### WRITTEN REQUEST
Find each line with the string "name" and copy it.
▬▬▬
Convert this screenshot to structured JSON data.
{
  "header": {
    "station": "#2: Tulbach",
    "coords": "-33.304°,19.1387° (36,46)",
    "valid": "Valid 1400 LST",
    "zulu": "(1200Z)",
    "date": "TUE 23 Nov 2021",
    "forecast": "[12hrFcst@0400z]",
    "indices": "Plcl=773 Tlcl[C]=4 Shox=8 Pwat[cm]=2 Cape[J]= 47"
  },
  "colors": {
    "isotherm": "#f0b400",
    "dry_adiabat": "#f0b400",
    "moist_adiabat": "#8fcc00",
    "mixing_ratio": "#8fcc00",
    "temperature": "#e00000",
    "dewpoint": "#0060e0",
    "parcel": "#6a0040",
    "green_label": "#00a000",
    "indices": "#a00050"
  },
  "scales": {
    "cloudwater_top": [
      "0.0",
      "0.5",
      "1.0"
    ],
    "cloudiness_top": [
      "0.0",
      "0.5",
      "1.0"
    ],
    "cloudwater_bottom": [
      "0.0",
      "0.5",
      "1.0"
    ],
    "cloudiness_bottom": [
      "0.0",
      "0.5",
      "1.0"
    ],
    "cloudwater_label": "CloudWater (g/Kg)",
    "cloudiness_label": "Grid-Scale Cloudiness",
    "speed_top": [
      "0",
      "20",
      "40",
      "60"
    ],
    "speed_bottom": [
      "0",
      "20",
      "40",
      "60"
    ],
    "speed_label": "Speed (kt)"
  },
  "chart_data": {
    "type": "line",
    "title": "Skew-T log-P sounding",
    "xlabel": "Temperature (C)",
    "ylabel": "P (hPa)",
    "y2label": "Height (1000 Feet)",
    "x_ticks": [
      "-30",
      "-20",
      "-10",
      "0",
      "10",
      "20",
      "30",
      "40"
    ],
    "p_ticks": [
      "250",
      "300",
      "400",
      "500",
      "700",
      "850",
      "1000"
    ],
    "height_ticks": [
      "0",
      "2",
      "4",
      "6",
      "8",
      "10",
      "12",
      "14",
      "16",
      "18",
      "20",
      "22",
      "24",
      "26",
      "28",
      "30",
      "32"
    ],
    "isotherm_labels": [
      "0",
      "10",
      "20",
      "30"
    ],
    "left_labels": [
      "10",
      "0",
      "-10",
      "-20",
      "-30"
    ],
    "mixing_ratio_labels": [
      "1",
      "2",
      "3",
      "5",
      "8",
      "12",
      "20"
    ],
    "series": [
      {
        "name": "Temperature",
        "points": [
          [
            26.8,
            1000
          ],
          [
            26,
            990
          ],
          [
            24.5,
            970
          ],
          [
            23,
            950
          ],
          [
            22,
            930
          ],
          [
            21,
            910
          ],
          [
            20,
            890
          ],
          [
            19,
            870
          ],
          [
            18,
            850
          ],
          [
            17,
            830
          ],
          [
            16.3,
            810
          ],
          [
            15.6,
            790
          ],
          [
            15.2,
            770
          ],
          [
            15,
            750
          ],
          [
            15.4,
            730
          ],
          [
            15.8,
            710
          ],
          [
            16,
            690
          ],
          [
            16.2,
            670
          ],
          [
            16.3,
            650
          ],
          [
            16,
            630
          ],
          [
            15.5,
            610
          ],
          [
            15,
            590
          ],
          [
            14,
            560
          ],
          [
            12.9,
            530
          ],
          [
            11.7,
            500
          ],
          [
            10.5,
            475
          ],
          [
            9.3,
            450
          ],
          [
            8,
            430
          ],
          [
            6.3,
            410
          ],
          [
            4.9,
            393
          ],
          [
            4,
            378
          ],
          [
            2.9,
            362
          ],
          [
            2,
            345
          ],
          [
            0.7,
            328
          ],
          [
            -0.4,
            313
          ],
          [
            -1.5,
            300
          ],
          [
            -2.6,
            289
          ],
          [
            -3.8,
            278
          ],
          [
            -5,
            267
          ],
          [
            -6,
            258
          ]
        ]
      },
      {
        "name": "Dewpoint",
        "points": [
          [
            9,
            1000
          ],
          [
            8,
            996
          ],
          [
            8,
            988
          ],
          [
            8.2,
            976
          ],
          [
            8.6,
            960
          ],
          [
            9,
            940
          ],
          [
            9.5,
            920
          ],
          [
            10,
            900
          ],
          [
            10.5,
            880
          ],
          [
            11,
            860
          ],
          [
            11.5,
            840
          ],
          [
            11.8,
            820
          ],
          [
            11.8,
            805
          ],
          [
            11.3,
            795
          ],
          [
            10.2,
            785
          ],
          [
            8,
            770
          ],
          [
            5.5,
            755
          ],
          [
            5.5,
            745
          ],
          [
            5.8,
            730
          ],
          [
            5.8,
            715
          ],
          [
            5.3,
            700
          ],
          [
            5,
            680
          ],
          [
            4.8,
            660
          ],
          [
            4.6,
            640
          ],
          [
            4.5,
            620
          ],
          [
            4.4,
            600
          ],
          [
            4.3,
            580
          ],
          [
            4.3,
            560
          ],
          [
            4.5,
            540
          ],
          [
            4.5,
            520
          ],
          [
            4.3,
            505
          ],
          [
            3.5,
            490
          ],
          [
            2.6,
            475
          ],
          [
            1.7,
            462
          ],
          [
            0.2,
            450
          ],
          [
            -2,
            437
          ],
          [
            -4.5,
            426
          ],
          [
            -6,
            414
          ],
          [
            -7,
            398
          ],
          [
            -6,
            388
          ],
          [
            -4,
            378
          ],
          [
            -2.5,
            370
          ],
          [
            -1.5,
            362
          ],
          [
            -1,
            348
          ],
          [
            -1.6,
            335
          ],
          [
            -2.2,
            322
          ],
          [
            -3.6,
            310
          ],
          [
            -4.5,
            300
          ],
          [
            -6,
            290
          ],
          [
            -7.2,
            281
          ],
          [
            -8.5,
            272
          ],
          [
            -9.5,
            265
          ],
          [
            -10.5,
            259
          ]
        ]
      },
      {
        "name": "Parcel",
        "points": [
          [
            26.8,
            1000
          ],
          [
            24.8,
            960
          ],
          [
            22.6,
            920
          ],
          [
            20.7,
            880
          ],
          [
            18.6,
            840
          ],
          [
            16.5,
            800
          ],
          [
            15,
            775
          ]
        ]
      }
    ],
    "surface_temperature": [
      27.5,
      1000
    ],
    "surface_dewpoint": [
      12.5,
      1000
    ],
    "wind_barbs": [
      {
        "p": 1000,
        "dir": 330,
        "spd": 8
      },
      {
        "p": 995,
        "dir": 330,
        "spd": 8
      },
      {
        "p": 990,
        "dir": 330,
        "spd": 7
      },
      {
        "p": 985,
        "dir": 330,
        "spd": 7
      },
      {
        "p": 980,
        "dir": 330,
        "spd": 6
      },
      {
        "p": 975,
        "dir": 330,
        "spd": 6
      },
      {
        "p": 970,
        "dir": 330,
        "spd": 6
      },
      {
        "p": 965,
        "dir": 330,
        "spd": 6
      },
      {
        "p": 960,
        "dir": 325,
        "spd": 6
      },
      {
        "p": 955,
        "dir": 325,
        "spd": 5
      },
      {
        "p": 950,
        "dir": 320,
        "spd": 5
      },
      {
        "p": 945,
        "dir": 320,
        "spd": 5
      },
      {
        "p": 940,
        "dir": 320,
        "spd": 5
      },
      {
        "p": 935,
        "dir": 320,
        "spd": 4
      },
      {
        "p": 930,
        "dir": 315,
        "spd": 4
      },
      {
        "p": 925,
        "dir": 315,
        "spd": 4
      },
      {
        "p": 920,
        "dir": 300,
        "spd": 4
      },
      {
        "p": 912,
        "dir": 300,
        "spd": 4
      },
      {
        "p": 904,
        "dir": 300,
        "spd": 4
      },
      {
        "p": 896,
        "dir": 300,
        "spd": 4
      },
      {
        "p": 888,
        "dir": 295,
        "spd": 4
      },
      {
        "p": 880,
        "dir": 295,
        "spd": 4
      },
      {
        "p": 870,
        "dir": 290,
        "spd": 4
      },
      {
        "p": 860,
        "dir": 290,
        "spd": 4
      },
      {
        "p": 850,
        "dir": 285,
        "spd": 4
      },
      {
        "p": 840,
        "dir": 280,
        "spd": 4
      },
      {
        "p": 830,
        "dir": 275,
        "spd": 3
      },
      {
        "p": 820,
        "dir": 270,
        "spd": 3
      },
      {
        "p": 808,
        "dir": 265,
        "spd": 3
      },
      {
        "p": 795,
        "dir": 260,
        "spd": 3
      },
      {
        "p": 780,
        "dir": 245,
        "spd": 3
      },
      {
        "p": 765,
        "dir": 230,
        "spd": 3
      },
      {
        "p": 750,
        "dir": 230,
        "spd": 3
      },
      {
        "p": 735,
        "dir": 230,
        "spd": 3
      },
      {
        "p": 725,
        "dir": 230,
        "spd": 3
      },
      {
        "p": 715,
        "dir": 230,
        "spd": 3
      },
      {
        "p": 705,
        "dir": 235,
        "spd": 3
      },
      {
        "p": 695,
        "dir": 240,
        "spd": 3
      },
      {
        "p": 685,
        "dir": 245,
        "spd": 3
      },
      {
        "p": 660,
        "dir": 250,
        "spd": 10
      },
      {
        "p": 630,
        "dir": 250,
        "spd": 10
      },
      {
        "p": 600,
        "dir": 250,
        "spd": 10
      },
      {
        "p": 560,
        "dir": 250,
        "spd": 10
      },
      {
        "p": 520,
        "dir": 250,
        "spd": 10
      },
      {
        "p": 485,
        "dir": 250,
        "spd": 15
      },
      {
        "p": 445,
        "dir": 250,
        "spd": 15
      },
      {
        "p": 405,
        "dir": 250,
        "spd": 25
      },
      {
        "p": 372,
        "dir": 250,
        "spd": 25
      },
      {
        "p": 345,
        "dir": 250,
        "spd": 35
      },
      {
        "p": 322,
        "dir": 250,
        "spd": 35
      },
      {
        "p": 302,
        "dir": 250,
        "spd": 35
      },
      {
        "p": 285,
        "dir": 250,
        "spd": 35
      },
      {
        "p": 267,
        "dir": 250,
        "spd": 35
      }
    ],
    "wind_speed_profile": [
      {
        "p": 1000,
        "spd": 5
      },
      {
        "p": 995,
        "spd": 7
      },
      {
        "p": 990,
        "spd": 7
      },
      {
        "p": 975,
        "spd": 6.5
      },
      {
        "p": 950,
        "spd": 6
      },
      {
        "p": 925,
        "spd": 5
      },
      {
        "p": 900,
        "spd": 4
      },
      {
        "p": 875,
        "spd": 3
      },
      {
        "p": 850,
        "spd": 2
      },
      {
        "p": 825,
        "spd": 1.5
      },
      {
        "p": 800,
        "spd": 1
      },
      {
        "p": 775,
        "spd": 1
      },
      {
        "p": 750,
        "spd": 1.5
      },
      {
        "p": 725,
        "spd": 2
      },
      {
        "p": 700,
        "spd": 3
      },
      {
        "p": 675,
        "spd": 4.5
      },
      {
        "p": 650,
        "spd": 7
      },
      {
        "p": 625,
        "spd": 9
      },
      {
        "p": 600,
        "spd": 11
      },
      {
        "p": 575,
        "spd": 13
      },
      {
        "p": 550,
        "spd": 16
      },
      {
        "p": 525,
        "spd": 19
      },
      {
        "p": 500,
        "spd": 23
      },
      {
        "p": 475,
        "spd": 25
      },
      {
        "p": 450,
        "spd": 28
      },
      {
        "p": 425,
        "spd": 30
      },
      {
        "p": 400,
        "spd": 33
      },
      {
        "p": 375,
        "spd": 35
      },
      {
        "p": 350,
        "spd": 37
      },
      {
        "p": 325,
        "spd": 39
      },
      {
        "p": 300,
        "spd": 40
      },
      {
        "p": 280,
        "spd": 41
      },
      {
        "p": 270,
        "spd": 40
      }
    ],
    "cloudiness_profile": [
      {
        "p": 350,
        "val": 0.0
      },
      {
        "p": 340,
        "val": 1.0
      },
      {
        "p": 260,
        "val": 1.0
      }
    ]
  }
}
▬▬▬
### THE REPLY
        "name": "Temperature",
        "name": "Dewpoint",
        "name": "Parcel",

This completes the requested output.